Entries from a visual dataset:
Content starts
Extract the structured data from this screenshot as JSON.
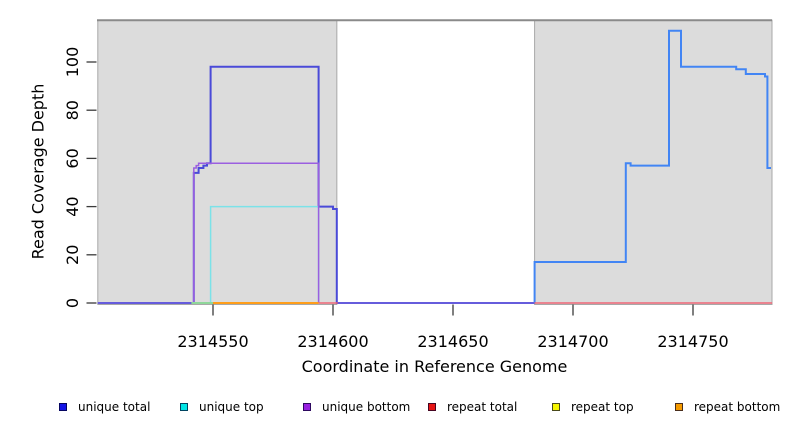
{
  "chart_data": {
    "type": "line",
    "subtype": "step-coverage",
    "title": "",
    "xlabel": "Coordinate in Reference Genome",
    "ylabel": "Read Coverage Depth",
    "xlim": [
      2314502,
      2314783
    ],
    "ylim": [
      0,
      117
    ],
    "x_ticks": [
      2314550,
      2314600,
      2314650,
      2314700,
      2314750
    ],
    "y_ticks": [
      0,
      20,
      40,
      60,
      80,
      100
    ],
    "grid": false,
    "legend_position": "bottom",
    "colors": {
      "plot_fill": "#dcdcdc",
      "region_border": "#a8a8a8",
      "top_line": "#8a8a8a",
      "tick": "#3a3a3a"
    },
    "shaded_regions": [
      {
        "x1": 2314502,
        "x2": 2314601.6
      },
      {
        "x1": 2314684,
        "x2": 2314783
      }
    ],
    "series": [
      {
        "name": "unique total",
        "legend_color": "#1414e6",
        "width": 2,
        "segments": [
          {
            "draw_color": "#4a4ad8",
            "points": [
              [
                2314502,
                0
              ],
              [
                2314542,
                0
              ],
              [
                2314542,
                54
              ],
              [
                2314544,
                54
              ],
              [
                2314544,
                56
              ],
              [
                2314546,
                56
              ],
              [
                2314546,
                57
              ],
              [
                2314547.5,
                57
              ],
              [
                2314547.5,
                58
              ],
              [
                2314549,
                58
              ],
              [
                2314549,
                98
              ],
              [
                2314594,
                98
              ],
              [
                2314594,
                40
              ],
              [
                2314600,
                40
              ],
              [
                2314600,
                39
              ],
              [
                2314601.6,
                39
              ],
              [
                2314601.6,
                0
              ],
              [
                2314684,
                0
              ]
            ]
          },
          {
            "draw_color": "#4285f4",
            "points": [
              [
                2314684,
                0
              ],
              [
                2314684,
                17
              ],
              [
                2314722,
                17
              ],
              [
                2314722,
                58
              ],
              [
                2314724,
                58
              ],
              [
                2314724,
                57
              ],
              [
                2314740,
                57
              ],
              [
                2314740,
                113
              ],
              [
                2314745,
                113
              ],
              [
                2314745,
                98
              ],
              [
                2314768,
                98
              ],
              [
                2314768,
                97
              ],
              [
                2314772,
                97
              ],
              [
                2314772,
                95
              ],
              [
                2314780,
                95
              ],
              [
                2314780,
                94
              ],
              [
                2314781,
                94
              ],
              [
                2314781,
                56
              ],
              [
                2314782.5,
                56
              ]
            ]
          }
        ]
      },
      {
        "name": "unique top",
        "legend_color": "#00e5e5",
        "width": 1.5,
        "segments": [
          {
            "draw_color": "#7be2e8",
            "points": [
              [
                2314549,
                0
              ],
              [
                2314549,
                40
              ],
              [
                2314594,
                40
              ],
              [
                2314594,
                0
              ]
            ]
          }
        ]
      },
      {
        "name": "unique bottom",
        "legend_color": "#9820e0",
        "width": 1.5,
        "segments": [
          {
            "draw_color": "#6f62dd",
            "points": [
              [
                2314502,
                0
              ],
              [
                2314542,
                0
              ]
            ]
          },
          {
            "draw_color": "#6f62dd",
            "points": [
              [
                2314602,
                0
              ],
              [
                2314684,
                0
              ]
            ]
          },
          {
            "draw_color": "#9b5fe0",
            "points": [
              [
                2314542,
                0
              ],
              [
                2314542,
                56
              ],
              [
                2314543,
                56
              ],
              [
                2314543,
                57
              ],
              [
                2314544,
                57
              ],
              [
                2314544,
                58
              ],
              [
                2314594,
                58
              ],
              [
                2314594,
                0
              ]
            ]
          }
        ]
      },
      {
        "name": "repeat total",
        "legend_color": "#e61414",
        "width": 1.5,
        "segments": [
          {
            "draw_color": "#ee6677",
            "points": [
              [
                2314594,
                0
              ],
              [
                2314602,
                0
              ]
            ]
          },
          {
            "draw_color": "#ee6677",
            "points": [
              [
                2314684,
                0
              ],
              [
                2314783,
                0
              ]
            ]
          }
        ]
      },
      {
        "name": "repeat top",
        "legend_color": "#f5f500",
        "width": 2,
        "segments": [
          {
            "draw_color": "#8fd79a",
            "points": [
              [
                2314541,
                0
              ],
              [
                2314550,
                0
              ]
            ]
          }
        ]
      },
      {
        "name": "repeat bottom",
        "legend_color": "#f59b00",
        "width": 2,
        "segments": [
          {
            "draw_color": "#ff9e1b",
            "points": [
              [
                2314550,
                0
              ],
              [
                2314594,
                0
              ]
            ]
          }
        ]
      }
    ]
  },
  "legend": {
    "items": [
      {
        "label": "unique total",
        "color": "#1414e6"
      },
      {
        "label": "unique top",
        "color": "#00e5e5"
      },
      {
        "label": "unique bottom",
        "color": "#9820e0"
      },
      {
        "label": "repeat total",
        "color": "#e61414"
      },
      {
        "label": "repeat top",
        "color": "#f5f500"
      },
      {
        "label": "repeat bottom",
        "color": "#f59b00"
      }
    ]
  }
}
Content ends
■ What you will do ■
Say how many lines of the data include the word "unique". Nothing other than the number should be given.

■ Your response ■
6